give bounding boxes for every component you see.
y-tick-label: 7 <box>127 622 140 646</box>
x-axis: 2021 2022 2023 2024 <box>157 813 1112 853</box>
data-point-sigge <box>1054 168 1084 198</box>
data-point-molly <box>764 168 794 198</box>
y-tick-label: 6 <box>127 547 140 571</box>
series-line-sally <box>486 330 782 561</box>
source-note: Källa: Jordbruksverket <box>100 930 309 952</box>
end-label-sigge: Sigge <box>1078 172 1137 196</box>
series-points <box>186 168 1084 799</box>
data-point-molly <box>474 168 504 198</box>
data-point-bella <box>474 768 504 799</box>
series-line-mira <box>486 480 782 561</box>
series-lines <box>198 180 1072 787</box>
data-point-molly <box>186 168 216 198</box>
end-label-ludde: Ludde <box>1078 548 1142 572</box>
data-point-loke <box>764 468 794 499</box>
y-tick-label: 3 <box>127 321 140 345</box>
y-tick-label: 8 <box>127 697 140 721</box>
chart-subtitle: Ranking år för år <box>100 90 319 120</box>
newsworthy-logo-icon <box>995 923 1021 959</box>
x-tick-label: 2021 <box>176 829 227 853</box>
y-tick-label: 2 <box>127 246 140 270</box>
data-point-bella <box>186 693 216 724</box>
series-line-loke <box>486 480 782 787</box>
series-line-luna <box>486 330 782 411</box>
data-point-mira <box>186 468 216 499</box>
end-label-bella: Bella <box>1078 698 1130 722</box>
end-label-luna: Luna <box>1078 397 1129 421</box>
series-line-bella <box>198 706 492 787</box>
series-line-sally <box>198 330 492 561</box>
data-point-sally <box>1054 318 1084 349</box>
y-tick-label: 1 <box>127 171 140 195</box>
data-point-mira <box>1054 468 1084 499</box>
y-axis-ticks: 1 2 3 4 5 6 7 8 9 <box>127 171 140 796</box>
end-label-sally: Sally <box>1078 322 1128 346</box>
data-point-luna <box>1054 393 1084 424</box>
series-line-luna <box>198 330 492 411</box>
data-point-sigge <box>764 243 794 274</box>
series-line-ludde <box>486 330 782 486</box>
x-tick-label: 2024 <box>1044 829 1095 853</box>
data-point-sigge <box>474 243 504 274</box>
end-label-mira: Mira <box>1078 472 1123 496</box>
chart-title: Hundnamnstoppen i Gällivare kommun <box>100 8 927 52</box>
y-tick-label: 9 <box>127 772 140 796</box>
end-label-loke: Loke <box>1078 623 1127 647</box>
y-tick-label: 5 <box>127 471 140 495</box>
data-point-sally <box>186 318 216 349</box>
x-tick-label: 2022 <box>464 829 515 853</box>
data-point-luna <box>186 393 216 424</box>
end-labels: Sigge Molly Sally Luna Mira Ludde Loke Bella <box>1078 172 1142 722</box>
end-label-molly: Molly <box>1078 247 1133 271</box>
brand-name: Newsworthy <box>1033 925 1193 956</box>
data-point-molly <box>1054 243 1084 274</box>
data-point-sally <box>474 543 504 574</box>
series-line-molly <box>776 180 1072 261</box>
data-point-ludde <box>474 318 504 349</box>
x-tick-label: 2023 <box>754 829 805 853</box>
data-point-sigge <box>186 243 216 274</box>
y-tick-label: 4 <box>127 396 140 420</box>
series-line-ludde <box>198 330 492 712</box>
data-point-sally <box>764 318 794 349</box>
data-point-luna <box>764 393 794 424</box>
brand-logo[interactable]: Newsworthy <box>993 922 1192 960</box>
....
**Exercise brief:** Convert the items from the first line through the line containing "data-point-molly <box>186 168 216 198</box>", both included, into a JSON list of strings with one string per line, omitting blank lines.

**Task output:**
[
  "give bounding boxes for every component you see.",
  "y-tick-label: 7 <box>127 622 140 646</box>",
  "x-axis: 2021 2022 2023 2024 <box>157 813 1112 853</box>",
  "data-point-sigge <box>1054 168 1084 198</box>",
  "data-point-molly <box>764 168 794 198</box>",
  "y-tick-label: 6 <box>127 547 140 571</box>",
  "series-line-sally <box>486 330 782 561</box>",
  "source-note: Källa: Jordbruksverket <box>100 930 309 952</box>",
  "end-label-sigge: Sigge <box>1078 172 1137 196</box>",
  "series-points <box>186 168 1084 799</box>",
  "data-point-molly <box>474 168 504 198</box>",
  "data-point-bella <box>474 768 504 799</box>",
  "series-line-mira <box>486 480 782 561</box>",
  "series-lines <box>198 180 1072 787</box>",
  "data-point-molly <box>186 168 216 198</box>"
]